** Rows **
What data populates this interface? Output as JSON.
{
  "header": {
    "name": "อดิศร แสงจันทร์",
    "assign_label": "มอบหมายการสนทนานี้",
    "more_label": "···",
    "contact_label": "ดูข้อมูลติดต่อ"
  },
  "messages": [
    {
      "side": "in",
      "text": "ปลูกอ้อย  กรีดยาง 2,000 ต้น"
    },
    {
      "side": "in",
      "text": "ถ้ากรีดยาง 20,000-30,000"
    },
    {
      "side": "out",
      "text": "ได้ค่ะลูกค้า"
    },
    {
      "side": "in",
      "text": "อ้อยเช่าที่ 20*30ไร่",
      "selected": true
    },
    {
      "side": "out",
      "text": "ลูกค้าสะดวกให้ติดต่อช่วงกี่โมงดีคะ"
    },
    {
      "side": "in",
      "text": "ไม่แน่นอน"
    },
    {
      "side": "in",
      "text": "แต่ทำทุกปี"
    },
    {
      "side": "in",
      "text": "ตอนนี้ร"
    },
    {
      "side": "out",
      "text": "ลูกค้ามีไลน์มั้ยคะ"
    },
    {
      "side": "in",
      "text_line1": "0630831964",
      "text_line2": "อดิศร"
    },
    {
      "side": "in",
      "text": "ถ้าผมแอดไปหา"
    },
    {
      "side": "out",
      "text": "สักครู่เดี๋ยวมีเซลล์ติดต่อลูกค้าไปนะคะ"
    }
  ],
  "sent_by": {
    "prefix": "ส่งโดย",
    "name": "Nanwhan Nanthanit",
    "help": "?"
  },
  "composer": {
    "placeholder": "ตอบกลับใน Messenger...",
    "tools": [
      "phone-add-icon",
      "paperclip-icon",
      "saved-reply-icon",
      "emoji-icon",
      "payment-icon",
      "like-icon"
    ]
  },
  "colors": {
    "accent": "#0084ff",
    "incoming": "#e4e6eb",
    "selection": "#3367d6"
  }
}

** Exercise brief **
Every line above should be written out again exactly as it stands.

** Task answer **
What data populates this interface? Output as JSON.
{
  "header": {
    "name": "อดิศร แสงจันทร์",
    "assign_label": "มอบหมายการสนทนานี้",
    "more_label": "···",
    "contact_label": "ดูข้อมูลติดต่อ"
  },
  "messages": [
    {
      "side": "in",
      "text": "ปลูกอ้อย  กรีดยาง 2,000 ต้น"
    },
    {
      "side": "in",
      "text": "ถ้ากรีดยาง 20,000-30,000"
    },
    {
      "side": "out",
      "text": "ได้ค่ะลูกค้า"
    },
    {
      "side": "in",
      "text": "อ้อยเช่าที่ 20*30ไร่",
      "selected": true
    },
    {
      "side": "out",
      "text": "ลูกค้าสะดวกให้ติดต่อช่วงกี่โมงดีคะ"
    },
    {
      "side": "in",
      "text": "ไม่แน่นอน"
    },
    {
      "side": "in",
      "text": "แต่ทำทุกปี"
    },
    {
      "side": "in",
      "text": "ตอนนี้ร"
    },
    {
      "side": "out",
      "text": "ลูกค้ามีไลน์มั้ยคะ"
    },
    {
      "side": "in",
      "text_line1": "0630831964",
      "text_line2": "อดิศร"
    },
    {
      "side": "in",
      "text": "ถ้าผมแอดไปหา"
    },
    {
      "side": "out",
      "text": "สักครู่เดี๋ยวมีเซลล์ติดต่อลูกค้าไปนะคะ"
    }
  ],
  "sent_by": {
    "prefix": "ส่งโดย",
    "name": "Nanwhan Nanthanit",
    "help": "?"
  },
  "composer": {
    "placeholder": "ตอบกลับใน Messenger...",
    "tools": [
      "phone-add-icon",
      "paperclip-icon",
      "saved-reply-icon",
      "emoji-icon",
      "payment-icon",
      "like-icon"
    ]
  },
  "colors": {
    "accent": "#0084ff",
    "incoming": "#e4e6eb",
    "selection": "#3367d6"
  }
}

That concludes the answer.